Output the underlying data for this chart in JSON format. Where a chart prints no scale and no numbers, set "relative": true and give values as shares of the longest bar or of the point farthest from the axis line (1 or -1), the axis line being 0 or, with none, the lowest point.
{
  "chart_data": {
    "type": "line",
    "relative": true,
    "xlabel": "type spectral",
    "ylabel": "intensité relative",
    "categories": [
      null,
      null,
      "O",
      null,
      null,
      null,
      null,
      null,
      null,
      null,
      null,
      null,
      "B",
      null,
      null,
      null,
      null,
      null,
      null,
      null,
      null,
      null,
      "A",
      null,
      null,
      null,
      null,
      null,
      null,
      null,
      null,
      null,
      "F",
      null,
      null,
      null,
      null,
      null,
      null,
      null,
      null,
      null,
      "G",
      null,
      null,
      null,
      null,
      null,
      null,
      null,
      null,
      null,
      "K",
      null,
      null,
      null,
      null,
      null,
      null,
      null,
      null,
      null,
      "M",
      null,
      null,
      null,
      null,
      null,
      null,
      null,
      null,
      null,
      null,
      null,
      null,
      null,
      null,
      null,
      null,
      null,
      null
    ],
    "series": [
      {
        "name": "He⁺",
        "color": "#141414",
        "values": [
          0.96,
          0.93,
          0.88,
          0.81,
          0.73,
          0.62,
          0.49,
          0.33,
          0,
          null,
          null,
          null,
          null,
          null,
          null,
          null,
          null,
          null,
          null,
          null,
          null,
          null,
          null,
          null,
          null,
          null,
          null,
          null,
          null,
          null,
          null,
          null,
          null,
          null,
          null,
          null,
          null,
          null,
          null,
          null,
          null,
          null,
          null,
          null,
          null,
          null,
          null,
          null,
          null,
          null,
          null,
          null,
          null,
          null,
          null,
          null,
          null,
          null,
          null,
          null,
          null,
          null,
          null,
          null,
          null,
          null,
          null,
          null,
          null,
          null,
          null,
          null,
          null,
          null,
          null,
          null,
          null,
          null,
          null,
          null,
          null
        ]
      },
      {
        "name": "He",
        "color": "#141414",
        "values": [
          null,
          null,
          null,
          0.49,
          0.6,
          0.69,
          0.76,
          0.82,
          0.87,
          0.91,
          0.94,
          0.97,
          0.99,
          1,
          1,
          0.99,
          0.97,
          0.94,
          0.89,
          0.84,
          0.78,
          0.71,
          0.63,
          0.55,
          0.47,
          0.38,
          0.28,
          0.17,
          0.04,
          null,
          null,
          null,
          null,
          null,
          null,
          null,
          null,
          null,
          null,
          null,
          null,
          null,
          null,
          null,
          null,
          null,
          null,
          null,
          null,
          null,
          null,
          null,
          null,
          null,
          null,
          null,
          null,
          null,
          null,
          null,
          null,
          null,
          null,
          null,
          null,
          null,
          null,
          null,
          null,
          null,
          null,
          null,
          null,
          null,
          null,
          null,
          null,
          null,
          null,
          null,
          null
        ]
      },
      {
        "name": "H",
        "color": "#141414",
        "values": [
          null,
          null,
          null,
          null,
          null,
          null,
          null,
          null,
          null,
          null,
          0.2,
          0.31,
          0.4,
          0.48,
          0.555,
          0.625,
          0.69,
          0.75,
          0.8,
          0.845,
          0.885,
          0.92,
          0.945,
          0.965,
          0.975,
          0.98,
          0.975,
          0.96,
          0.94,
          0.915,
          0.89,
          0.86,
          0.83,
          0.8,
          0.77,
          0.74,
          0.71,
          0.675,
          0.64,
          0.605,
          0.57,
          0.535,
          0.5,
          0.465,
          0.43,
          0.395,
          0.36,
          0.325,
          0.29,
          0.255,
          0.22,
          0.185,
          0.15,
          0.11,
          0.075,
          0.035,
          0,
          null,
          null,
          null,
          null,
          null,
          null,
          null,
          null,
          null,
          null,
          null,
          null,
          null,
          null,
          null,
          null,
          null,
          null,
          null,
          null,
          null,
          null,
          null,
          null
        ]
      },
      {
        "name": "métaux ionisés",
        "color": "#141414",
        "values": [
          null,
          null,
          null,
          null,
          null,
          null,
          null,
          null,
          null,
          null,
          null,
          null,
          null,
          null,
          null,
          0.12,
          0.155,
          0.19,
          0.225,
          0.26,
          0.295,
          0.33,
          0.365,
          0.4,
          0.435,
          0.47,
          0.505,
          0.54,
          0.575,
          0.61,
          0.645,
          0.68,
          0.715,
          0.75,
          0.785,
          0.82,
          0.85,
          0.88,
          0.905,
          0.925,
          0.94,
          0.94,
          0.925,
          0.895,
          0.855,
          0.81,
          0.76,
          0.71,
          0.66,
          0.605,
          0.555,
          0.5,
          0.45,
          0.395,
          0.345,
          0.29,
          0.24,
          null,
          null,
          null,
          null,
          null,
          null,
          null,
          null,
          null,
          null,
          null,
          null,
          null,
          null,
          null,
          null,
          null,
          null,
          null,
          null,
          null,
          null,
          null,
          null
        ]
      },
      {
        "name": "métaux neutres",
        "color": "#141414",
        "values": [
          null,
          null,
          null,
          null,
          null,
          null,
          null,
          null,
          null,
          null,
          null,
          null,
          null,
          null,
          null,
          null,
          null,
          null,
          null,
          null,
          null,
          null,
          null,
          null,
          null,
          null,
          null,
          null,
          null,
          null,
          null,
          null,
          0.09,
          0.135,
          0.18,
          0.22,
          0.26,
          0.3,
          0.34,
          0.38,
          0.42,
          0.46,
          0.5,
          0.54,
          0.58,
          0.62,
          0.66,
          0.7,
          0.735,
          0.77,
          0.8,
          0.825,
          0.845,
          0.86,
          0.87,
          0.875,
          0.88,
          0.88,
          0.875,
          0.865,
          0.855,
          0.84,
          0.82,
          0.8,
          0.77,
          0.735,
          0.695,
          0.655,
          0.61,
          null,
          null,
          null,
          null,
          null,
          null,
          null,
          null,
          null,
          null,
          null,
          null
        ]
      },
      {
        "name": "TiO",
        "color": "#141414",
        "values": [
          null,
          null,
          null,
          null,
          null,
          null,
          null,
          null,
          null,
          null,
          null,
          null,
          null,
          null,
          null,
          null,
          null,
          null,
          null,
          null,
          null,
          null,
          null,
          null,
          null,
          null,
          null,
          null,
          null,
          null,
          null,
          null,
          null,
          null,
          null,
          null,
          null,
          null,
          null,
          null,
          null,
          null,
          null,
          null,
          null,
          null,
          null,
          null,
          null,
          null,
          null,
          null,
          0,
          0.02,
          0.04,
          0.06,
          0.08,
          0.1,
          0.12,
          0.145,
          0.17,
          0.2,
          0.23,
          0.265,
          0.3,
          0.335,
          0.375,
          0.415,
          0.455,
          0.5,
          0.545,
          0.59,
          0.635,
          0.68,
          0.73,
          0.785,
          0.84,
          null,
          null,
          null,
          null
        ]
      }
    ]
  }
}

- [PROBLEM DETAILS]: Please repeat the material above, word for word and in full.

- [SOLUTION TO THE EXERCISE]:
Output the underlying data for this chart in JSON format. Where a chart prints no scale and no numbers, set "relative": true and give values as shares of the longest bar or of the point farthest from the axis line (1 or -1), the axis line being 0 or, with none, the lowest point.
{
  "chart_data": {
    "type": "line",
    "relative": true,
    "xlabel": "type spectral",
    "ylabel": "intensité relative",
    "categories": [
      null,
      null,
      "O",
      null,
      null,
      null,
      null,
      null,
      null,
      null,
      null,
      null,
      "B",
      null,
      null,
      null,
      null,
      null,
      null,
      null,
      null,
      null,
      "A",
      null,
      null,
      null,
      null,
      null,
      null,
      null,
      null,
      null,
      "F",
      null,
      null,
      null,
      null,
      null,
      null,
      null,
      null,
      null,
      "G",
      null,
      null,
      null,
      null,
      null,
      null,
      null,
      null,
      null,
      "K",
      null,
      null,
      null,
      null,
      null,
      null,
      null,
      null,
      null,
      "M",
      null,
      null,
      null,
      null,
      null,
      null,
      null,
      null,
      null,
      null,
      null,
      null,
      null,
      null,
      null,
      null,
      null,
      null
    ],
    "series": [
      {
        "name": "He⁺",
        "color": "#141414",
        "values": [
          0.96,
          0.93,
          0.88,
          0.81,
          0.73,
          0.62,
          0.49,
          0.33,
          0,
          null,
          null,
          null,
          null,
          null,
          null,
          null,
          null,
          null,
          null,
          null,
          null,
          null,
          null,
          null,
          null,
          null,
          null,
          null,
          null,
          null,
          null,
          null,
          null,
          null,
          null,
          null,
          null,
          null,
          null,
          null,
          null,
          null,
          null,
          null,
          null,
          null,
          null,
          null,
          null,
          null,
          null,
          null,
          null,
          null,
          null,
          null,
          null,
          null,
          null,
          null,
          null,
          null,
          null,
          null,
          null,
          null,
          null,
          null,
          null,
          null,
          null,
          null,
          null,
          null,
          null,
          null,
          null,
          null,
          null,
          null,
          null
        ]
      },
      {
        "name": "He",
        "color": "#141414",
        "values": [
          null,
          null,
          null,
          0.49,
          0.6,
          0.69,
          0.76,
          0.82,
          0.87,
          0.91,
          0.94,
          0.97,
          0.99,
          1,
          1,
          0.99,
          0.97,
          0.94,
          0.89,
          0.84,
          0.78,
          0.71,
          0.63,
          0.55,
          0.47,
          0.38,
          0.28,
          0.17,
          0.04,
          null,
          null,
          null,
          null,
          null,
          null,
          null,
          null,
          null,
          null,
          null,
          null,
          null,
          null,
          null,
          null,
          null,
          null,
          null,
          null,
          null,
          null,
          null,
          null,
          null,
          null,
          null,
          null,
          null,
          null,
          null,
          null,
          null,
          null,
          null,
          null,
          null,
          null,
          null,
          null,
          null,
          null,
          null,
          null,
          null,
          null,
          null,
          null,
          null,
          null,
          null,
          null
        ]
      },
      {
        "name": "H",
        "color": "#141414",
        "values": [
          null,
          null,
          null,
          null,
          null,
          null,
          null,
          null,
          null,
          null,
          0.2,
          0.31,
          0.4,
          0.48,
          0.555,
          0.625,
          0.69,
          0.75,
          0.8,
          0.845,
          0.885,
          0.92,
          0.945,
          0.965,
          0.975,
          0.98,
          0.975,
          0.96,
          0.94,
          0.915,
          0.89,
          0.86,
          0.83,
          0.8,
          0.77,
          0.74,
          0.71,
          0.675,
          0.64,
          0.605,
          0.57,
          0.535,
          0.5,
          0.465,
          0.43,
          0.395,
          0.36,
          0.325,
          0.29,
          0.255,
          0.22,
          0.185,
          0.15,
          0.11,
          0.075,
          0.035,
          0,
          null,
          null,
          null,
          null,
          null,
          null,
          null,
          null,
          null,
          null,
          null,
          null,
          null,
          null,
          null,
          null,
          null,
          null,
          null,
          null,
          null,
          null,
          null,
          null
        ]
      },
      {
        "name": "métaux ionisés",
        "color": "#141414",
        "values": [
          null,
          null,
          null,
          null,
          null,
          null,
          null,
          null,
          null,
          null,
          null,
          null,
          null,
          null,
          null,
          0.12,
          0.155,
          0.19,
          0.225,
          0.26,
          0.295,
          0.33,
          0.365,
          0.4,
          0.435,
          0.47,
          0.505,
          0.54,
          0.575,
          0.61,
          0.645,
          0.68,
          0.715,
          0.75,
          0.785,
          0.82,
          0.85,
          0.88,
          0.905,
          0.925,
          0.94,
          0.94,
          0.925,
          0.895,
          0.855,
          0.81,
          0.76,
          0.71,
          0.66,
          0.605,
          0.555,
          0.5,
          0.45,
          0.395,
          0.345,
          0.29,
          0.24,
          null,
          null,
          null,
          null,
          null,
          null,
          null,
          null,
          null,
          null,
          null,
          null,
          null,
          null,
          null,
          null,
          null,
          null,
          null,
          null,
          null,
          null,
          null,
          null
        ]
      },
      {
        "name": "métaux neutres",
        "color": "#141414",
        "values": [
          null,
          null,
          null,
          null,
          null,
          null,
          null,
          null,
          null,
          null,
          null,
          null,
          null,
          null,
          null,
          null,
          null,
          null,
          null,
          null,
          null,
          null,
          null,
          null,
          null,
          null,
          null,
          null,
          null,
          null,
          null,
          null,
          0.09,
          0.135,
          0.18,
          0.22,
          0.26,
          0.3,
          0.34,
          0.38,
          0.42,
          0.46,
          0.5,
          0.54,
          0.58,
          0.62,
          0.66,
          0.7,
          0.735,
          0.77,
          0.8,
          0.825,
          0.845,
          0.86,
          0.87,
          0.875,
          0.88,
          0.88,
          0.875,
          0.865,
          0.855,
          0.84,
          0.82,
          0.8,
          0.77,
          0.735,
          0.695,
          0.655,
          0.61,
          null,
          null,
          null,
          null,
          null,
          null,
          null,
          null,
          null,
          null,
          null,
          null
        ]
      },
      {
        "name": "TiO",
        "color": "#141414",
        "values": [
          null,
          null,
          null,
          null,
          null,
          null,
          null,
          null,
          null,
          null,
          null,
          null,
          null,
          null,
          null,
          null,
          null,
          null,
          null,
          null,
          null,
          null,
          null,
          null,
          null,
          null,
          null,
          null,
          null,
          null,
          null,
          null,
          null,
          null,
          null,
          null,
          null,
          null,
          null,
          null,
          null,
          null,
          null,
          null,
          null,
          null,
          null,
          null,
          null,
          null,
          null,
          null,
          0,
          0.02,
          0.04,
          0.06,
          0.08,
          0.1,
          0.12,
          0.145,
          0.17,
          0.2,
          0.23,
          0.265,
          0.3,
          0.335,
          0.375,
          0.415,
          0.455,
          0.5,
          0.545,
          0.59,
          0.635,
          0.68,
          0.73,
          0.785,
          0.84,
          null,
          null,
          null,
          null
        ]
      }
    ]
  }
}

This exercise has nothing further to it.